AIM OF THE EXERCISE → Copy out the entries below in full and exactly.

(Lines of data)

* * * * * * *

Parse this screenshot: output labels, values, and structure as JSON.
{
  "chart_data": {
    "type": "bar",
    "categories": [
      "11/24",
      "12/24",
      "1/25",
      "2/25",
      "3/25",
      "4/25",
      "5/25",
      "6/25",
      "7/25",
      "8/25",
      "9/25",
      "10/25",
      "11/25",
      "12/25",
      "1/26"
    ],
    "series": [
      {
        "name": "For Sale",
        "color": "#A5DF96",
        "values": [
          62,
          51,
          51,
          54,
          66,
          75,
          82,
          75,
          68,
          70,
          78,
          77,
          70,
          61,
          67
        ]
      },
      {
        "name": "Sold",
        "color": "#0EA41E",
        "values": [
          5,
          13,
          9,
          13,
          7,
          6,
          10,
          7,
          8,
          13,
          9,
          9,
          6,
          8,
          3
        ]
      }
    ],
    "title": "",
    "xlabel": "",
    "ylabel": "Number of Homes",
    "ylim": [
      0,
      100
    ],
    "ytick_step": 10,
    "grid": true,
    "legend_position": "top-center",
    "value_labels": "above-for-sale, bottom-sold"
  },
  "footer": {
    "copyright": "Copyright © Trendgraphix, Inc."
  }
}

* * * * * * *

CORRECT OUTPUT →
Parse this screenshot: output labels, values, and structure as JSON.
{
  "chart_data": {
    "type": "bar",
    "categories": [
      "11/24",
      "12/24",
      "1/25",
      "2/25",
      "3/25",
      "4/25",
      "5/25",
      "6/25",
      "7/25",
      "8/25",
      "9/25",
      "10/25",
      "11/25",
      "12/25",
      "1/26"
    ],
    "series": [
      {
        "name": "For Sale",
        "color": "#A5DF96",
        "values": [
          62,
          51,
          51,
          54,
          66,
          75,
          82,
          75,
          68,
          70,
          78,
          77,
          70,
          61,
          67
        ]
      },
      {
        "name": "Sold",
        "color": "#0EA41E",
        "values": [
          5,
          13,
          9,
          13,
          7,
          6,
          10,
          7,
          8,
          13,
          9,
          9,
          6,
          8,
          3
        ]
      }
    ],
    "title": "",
    "xlabel": "",
    "ylabel": "Number of Homes",
    "ylim": [
      0,
      100
    ],
    "ytick_step": 10,
    "grid": true,
    "legend_position": "top-center",
    "value_labels": "above-for-sale, bottom-sold"
  },
  "footer": {
    "copyright": "Copyright © Trendgraphix, Inc."
  }
}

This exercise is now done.